*Aim:*
Copy out word for word the lines in the records below, from the line containing "table-cell[interactable] <box>397 86" through the line containing "tree-node[interactable]: 砼结构 <box>12", with both of those lines included.

== Source data

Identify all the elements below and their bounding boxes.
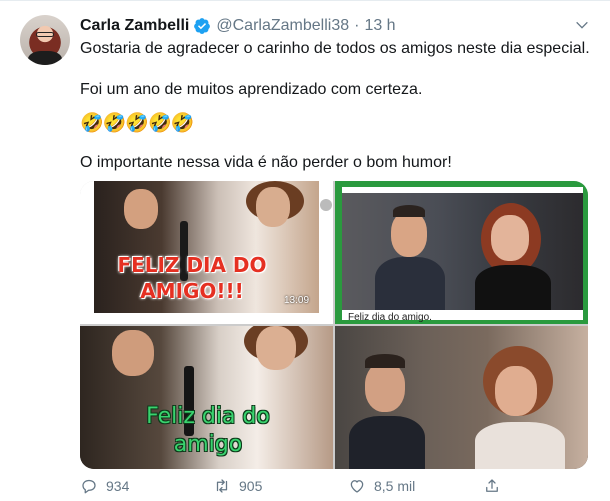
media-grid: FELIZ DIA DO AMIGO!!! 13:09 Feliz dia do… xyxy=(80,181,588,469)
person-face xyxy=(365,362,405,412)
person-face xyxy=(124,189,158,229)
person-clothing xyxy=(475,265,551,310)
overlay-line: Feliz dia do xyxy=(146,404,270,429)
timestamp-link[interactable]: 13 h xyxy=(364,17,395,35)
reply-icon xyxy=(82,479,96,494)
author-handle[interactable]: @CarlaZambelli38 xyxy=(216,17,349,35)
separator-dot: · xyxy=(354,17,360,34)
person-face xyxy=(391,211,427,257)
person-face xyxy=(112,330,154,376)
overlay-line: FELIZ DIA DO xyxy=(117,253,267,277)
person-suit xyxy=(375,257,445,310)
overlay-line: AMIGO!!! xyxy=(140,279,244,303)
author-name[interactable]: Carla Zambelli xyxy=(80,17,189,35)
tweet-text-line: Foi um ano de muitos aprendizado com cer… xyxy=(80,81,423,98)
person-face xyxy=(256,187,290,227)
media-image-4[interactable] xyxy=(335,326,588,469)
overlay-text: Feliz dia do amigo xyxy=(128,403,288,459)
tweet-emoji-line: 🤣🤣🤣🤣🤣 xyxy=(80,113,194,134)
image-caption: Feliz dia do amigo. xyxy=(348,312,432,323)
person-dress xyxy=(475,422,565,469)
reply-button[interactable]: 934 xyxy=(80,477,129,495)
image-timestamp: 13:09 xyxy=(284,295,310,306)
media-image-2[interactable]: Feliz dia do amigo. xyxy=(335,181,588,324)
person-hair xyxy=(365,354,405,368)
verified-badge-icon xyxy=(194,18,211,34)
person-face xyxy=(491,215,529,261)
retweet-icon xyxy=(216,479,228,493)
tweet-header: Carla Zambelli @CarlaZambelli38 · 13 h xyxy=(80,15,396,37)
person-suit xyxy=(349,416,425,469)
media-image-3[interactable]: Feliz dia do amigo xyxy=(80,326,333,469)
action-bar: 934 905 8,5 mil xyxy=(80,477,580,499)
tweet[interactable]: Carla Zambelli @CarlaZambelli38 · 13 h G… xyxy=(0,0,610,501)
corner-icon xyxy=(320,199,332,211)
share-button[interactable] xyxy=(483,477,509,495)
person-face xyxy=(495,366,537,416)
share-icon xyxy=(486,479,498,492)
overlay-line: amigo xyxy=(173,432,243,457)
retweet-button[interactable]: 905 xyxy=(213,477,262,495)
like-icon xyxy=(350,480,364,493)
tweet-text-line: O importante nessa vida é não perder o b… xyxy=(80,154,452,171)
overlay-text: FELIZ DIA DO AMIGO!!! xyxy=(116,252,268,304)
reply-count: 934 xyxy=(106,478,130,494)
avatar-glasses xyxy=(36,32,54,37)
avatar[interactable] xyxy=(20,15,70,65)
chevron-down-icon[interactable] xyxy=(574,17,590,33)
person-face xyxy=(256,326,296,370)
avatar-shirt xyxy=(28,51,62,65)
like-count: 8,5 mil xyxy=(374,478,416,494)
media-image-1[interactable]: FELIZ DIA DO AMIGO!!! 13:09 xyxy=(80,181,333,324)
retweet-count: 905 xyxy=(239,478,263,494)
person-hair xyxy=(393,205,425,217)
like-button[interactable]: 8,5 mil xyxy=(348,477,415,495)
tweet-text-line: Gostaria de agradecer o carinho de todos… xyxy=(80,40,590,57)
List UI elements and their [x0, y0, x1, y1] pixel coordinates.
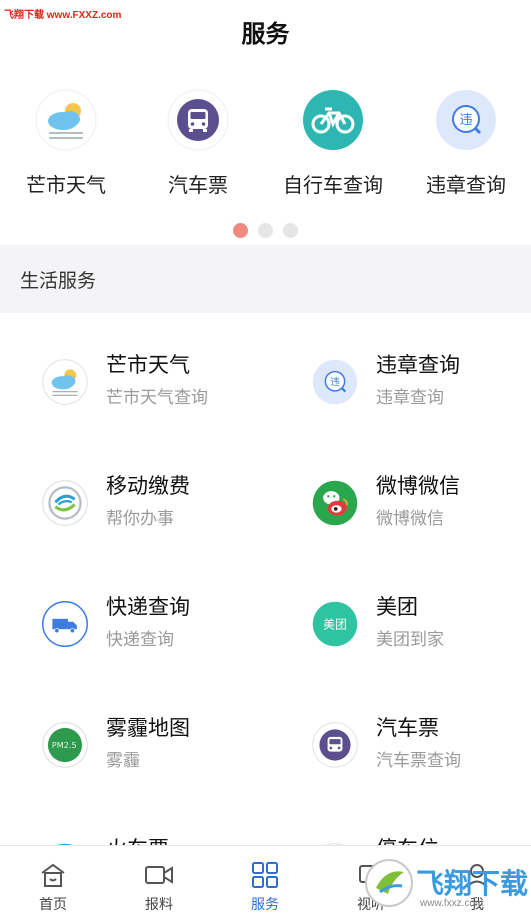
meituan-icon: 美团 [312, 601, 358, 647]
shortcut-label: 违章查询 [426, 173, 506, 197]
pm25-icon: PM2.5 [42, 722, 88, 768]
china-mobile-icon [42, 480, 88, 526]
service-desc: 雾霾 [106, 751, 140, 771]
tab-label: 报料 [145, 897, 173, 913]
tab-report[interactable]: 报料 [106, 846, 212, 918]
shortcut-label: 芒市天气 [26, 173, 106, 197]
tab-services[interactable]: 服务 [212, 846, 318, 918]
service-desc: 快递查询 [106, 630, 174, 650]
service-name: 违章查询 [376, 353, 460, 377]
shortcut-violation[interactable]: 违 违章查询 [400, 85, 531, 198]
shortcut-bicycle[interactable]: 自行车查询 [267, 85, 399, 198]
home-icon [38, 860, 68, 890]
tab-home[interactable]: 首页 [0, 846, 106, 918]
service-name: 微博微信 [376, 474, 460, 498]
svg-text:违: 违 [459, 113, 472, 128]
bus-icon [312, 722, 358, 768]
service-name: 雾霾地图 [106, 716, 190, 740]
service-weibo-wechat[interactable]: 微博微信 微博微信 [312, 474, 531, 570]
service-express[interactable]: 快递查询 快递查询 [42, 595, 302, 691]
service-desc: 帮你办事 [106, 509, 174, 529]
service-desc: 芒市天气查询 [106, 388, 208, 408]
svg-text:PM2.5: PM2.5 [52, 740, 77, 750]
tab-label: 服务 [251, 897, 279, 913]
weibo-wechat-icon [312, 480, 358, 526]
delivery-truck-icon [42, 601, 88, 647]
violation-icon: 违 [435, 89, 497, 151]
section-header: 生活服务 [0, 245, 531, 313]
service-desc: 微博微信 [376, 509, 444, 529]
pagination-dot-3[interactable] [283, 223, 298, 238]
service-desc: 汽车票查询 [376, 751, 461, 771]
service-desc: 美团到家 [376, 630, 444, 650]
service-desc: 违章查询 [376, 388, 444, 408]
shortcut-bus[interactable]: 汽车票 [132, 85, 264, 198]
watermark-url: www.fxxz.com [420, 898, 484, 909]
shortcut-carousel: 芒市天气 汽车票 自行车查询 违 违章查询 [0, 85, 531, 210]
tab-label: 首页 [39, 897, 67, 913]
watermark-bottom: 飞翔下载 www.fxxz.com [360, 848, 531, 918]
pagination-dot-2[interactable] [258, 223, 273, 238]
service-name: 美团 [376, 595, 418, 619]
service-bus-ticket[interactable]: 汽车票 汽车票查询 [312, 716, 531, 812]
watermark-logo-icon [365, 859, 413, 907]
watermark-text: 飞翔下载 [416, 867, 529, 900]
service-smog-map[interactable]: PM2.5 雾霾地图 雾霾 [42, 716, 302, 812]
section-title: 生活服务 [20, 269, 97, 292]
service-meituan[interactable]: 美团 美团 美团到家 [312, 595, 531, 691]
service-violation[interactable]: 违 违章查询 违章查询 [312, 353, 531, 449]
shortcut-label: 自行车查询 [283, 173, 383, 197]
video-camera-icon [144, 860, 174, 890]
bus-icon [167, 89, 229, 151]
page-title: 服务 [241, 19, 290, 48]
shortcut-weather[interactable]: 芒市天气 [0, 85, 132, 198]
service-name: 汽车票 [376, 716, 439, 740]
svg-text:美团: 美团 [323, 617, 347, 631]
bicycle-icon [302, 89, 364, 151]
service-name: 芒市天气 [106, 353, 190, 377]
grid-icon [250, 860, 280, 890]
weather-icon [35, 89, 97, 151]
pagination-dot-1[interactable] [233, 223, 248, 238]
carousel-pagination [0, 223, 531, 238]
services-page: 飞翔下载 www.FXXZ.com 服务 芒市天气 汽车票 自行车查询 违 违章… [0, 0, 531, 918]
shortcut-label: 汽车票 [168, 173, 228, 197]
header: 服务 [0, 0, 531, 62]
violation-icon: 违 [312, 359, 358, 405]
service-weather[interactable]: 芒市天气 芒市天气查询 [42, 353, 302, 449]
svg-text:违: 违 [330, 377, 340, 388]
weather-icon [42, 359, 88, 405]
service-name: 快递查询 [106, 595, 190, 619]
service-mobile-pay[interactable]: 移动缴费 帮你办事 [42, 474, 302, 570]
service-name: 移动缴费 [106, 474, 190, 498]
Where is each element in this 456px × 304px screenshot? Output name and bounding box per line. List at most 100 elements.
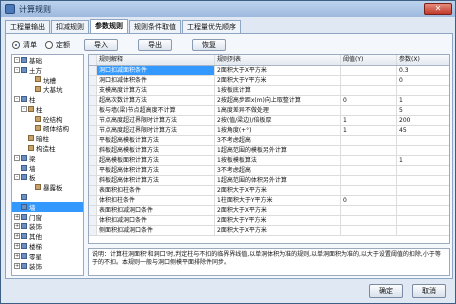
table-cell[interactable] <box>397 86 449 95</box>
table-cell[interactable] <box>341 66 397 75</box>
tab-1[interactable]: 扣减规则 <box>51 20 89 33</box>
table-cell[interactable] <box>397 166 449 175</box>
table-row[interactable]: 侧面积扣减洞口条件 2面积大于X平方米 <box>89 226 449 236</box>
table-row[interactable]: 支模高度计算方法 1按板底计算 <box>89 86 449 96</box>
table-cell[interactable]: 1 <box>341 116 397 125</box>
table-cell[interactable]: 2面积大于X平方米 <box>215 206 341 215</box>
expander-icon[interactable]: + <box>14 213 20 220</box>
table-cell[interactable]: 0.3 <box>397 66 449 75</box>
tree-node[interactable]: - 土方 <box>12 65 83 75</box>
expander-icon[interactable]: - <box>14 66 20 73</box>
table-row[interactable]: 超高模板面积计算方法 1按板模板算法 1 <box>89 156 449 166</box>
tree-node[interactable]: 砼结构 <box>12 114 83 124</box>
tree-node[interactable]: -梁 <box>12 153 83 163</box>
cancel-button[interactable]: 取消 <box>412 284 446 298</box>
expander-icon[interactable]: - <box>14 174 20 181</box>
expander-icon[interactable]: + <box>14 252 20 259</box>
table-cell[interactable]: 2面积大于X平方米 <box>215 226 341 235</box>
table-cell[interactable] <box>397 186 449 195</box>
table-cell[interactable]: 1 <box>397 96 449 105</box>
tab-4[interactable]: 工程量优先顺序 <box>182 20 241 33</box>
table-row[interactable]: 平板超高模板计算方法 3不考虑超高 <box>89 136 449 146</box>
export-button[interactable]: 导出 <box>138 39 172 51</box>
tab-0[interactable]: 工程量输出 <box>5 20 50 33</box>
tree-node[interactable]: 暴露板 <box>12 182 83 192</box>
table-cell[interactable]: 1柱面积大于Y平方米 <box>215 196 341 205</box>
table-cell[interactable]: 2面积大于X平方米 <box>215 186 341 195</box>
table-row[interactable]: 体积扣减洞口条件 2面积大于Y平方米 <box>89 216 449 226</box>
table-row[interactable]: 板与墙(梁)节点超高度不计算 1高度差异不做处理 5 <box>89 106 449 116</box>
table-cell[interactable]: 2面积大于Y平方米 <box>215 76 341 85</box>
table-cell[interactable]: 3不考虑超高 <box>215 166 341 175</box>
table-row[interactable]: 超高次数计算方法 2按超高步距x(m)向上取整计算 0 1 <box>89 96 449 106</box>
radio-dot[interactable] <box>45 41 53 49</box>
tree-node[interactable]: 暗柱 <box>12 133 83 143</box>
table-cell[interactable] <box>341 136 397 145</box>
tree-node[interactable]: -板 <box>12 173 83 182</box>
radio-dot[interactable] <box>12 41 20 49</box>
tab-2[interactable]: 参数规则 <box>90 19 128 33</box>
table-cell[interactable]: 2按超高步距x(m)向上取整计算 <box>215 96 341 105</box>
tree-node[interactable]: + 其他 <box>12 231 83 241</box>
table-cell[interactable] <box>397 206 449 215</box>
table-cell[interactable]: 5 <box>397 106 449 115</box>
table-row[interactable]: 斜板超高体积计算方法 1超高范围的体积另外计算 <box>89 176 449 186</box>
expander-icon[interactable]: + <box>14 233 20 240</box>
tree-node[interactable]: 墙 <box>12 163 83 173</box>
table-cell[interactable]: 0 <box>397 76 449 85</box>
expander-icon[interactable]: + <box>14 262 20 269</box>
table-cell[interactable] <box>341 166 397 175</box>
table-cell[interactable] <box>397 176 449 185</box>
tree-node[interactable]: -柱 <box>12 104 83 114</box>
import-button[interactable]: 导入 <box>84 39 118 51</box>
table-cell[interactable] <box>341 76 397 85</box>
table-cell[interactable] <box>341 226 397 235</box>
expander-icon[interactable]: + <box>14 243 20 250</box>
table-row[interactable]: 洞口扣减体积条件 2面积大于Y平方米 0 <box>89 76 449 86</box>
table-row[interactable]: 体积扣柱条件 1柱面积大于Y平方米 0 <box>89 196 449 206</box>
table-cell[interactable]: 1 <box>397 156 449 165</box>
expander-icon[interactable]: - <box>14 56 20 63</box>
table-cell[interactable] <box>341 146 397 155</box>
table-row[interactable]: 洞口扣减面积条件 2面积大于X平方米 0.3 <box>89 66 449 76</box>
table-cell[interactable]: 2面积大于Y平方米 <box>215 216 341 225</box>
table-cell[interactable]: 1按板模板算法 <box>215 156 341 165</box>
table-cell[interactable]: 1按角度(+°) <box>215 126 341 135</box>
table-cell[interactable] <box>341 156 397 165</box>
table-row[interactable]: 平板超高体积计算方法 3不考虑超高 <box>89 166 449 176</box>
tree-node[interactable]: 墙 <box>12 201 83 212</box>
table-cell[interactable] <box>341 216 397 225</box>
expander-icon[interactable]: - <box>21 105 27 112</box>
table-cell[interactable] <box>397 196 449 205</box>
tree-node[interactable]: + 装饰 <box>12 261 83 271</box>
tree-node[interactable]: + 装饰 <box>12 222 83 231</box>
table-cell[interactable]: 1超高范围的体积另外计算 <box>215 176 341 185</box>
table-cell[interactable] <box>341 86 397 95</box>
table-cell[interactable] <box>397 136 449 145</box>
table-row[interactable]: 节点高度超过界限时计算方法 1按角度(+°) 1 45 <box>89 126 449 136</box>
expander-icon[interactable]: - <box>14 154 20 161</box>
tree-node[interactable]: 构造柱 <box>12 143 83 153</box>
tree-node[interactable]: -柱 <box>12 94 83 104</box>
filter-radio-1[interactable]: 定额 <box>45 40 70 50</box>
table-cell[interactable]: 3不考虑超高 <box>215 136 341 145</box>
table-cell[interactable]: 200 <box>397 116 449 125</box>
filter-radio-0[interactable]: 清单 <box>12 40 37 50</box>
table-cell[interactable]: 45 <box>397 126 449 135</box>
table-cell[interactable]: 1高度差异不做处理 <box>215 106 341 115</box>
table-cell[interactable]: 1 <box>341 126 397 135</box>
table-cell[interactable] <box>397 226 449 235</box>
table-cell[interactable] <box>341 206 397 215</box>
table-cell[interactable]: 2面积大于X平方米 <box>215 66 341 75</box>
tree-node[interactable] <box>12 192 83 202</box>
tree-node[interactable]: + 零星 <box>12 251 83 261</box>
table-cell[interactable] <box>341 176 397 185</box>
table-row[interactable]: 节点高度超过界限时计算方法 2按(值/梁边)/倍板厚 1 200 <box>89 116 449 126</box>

====

*Complete output:*
table-cell[interactable] <box>397 86 449 95</box>
table-cell[interactable] <box>341 66 397 75</box>
tab-1[interactable]: 扣减规则 <box>51 20 89 33</box>
table-cell[interactable] <box>397 166 449 175</box>
table-row[interactable]: 侧面积扣减洞口条件 2面积大于X平方米 <box>89 226 449 236</box>
table-row[interactable]: 支模高度计算方法 1按板底计算 <box>89 86 449 96</box>
table-cell[interactable]: 1 <box>341 116 397 125</box>
table-cell[interactable]: 2面积大于X平方米 <box>215 206 341 215</box>
expander-icon[interactable]: + <box>14 213 20 220</box>
table-cell[interactable]: 0.3 <box>397 66 449 75</box>
tree-node[interactable]: - 土方 <box>12 65 83 75</box>
expander-icon[interactable]: - <box>14 66 20 73</box>
table-row[interactable]: 超高模板面积计算方法 1按板模板算法 1 <box>89 156 449 166</box>
tree-node[interactable]: 砼结构 <box>12 114 83 124</box>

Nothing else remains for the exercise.